**GOAL OF THE EXERCISE**:
How many lines hold the string "있습니다"? Give only the number.

┄┄┄┄┄┄

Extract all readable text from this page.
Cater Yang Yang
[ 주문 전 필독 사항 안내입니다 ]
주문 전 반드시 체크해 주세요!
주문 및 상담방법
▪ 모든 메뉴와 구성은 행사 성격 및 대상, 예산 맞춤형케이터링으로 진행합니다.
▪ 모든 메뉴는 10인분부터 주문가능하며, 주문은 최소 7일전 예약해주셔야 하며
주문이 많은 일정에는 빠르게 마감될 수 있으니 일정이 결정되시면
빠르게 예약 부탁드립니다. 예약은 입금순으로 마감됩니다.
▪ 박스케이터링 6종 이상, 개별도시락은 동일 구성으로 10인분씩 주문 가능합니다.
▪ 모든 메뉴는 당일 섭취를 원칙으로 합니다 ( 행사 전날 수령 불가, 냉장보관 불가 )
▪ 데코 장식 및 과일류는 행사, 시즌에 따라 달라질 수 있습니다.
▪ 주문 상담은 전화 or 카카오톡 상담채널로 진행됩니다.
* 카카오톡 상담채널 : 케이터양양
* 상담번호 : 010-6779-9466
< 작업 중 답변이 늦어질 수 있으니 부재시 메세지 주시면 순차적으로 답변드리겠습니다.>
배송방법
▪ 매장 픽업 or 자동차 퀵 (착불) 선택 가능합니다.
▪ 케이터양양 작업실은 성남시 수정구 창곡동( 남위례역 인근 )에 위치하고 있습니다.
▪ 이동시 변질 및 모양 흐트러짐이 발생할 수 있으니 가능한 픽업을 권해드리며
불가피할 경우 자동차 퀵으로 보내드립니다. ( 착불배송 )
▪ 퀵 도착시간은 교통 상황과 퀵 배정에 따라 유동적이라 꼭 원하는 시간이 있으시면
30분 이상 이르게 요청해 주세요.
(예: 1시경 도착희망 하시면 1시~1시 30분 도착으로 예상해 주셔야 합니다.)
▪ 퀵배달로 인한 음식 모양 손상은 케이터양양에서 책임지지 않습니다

┄┄┄┄┄┄

**TASK OUTPUT**:
2